YOUR INSTRUCTIONS -> Each entry below is to be duplicated verbatim.

========================================

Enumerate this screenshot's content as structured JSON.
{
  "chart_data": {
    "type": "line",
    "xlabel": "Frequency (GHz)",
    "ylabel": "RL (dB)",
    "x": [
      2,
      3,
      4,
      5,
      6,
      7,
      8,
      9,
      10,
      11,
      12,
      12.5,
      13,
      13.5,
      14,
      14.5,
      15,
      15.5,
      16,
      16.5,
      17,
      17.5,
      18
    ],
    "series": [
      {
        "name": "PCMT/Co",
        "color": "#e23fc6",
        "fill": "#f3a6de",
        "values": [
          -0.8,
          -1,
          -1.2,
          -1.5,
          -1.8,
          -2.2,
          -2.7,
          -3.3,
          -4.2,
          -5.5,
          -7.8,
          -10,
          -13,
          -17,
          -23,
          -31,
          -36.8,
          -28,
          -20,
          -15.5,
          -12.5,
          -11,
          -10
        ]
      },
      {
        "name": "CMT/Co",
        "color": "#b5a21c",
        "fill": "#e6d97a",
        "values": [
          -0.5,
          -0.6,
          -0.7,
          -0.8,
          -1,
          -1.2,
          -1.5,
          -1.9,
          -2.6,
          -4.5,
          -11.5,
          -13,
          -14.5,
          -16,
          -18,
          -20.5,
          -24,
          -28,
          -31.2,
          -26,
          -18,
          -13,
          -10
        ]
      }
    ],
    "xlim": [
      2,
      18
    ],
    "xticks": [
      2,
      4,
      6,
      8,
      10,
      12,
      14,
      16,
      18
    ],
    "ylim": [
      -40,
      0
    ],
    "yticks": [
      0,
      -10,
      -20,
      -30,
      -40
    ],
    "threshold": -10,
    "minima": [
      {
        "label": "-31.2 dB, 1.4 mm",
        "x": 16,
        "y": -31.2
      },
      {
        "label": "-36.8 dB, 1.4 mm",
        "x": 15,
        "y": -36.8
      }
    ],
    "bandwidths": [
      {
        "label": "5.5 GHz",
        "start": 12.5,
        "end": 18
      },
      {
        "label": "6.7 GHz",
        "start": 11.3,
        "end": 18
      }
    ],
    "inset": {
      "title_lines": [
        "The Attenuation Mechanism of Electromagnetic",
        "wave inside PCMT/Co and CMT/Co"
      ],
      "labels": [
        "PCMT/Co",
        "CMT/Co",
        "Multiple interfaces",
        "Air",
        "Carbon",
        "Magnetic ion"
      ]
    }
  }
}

========================================

RESULT ->
Enumerate this screenshot's content as structured JSON.
{
  "chart_data": {
    "type": "line",
    "xlabel": "Frequency (GHz)",
    "ylabel": "RL (dB)",
    "x": [
      2,
      3,
      4,
      5,
      6,
      7,
      8,
      9,
      10,
      11,
      12,
      12.5,
      13,
      13.5,
      14,
      14.5,
      15,
      15.5,
      16,
      16.5,
      17,
      17.5,
      18
    ],
    "series": [
      {
        "name": "PCMT/Co",
        "color": "#e23fc6",
        "fill": "#f3a6de",
        "values": [
          -0.8,
          -1,
          -1.2,
          -1.5,
          -1.8,
          -2.2,
          -2.7,
          -3.3,
          -4.2,
          -5.5,
          -7.8,
          -10,
          -13,
          -17,
          -23,
          -31,
          -36.8,
          -28,
          -20,
          -15.5,
          -12.5,
          -11,
          -10
        ]
      },
      {
        "name": "CMT/Co",
        "color": "#b5a21c",
        "fill": "#e6d97a",
        "values": [
          -0.5,
          -0.6,
          -0.7,
          -0.8,
          -1,
          -1.2,
          -1.5,
          -1.9,
          -2.6,
          -4.5,
          -11.5,
          -13,
          -14.5,
          -16,
          -18,
          -20.5,
          -24,
          -28,
          -31.2,
          -26,
          -18,
          -13,
          -10
        ]
      }
    ],
    "xlim": [
      2,
      18
    ],
    "xticks": [
      2,
      4,
      6,
      8,
      10,
      12,
      14,
      16,
      18
    ],
    "ylim": [
      -40,
      0
    ],
    "yticks": [
      0,
      -10,
      -20,
      -30,
      -40
    ],
    "threshold": -10,
    "minima": [
      {
        "label": "-31.2 dB, 1.4 mm",
        "x": 16,
        "y": -31.2
      },
      {
        "label": "-36.8 dB, 1.4 mm",
        "x": 15,
        "y": -36.8
      }
    ],
    "bandwidths": [
      {
        "label": "5.5 GHz",
        "start": 12.5,
        "end": 18
      },
      {
        "label": "6.7 GHz",
        "start": 11.3,
        "end": 18
      }
    ],
    "inset": {
      "title_lines": [
        "The Attenuation Mechanism of Electromagnetic",
        "wave inside PCMT/Co and CMT/Co"
      ],
      "labels": [
        "PCMT/Co",
        "CMT/Co",
        "Multiple interfaces",
        "Air",
        "Carbon",
        "Magnetic ion"
      ]
    }
  }
}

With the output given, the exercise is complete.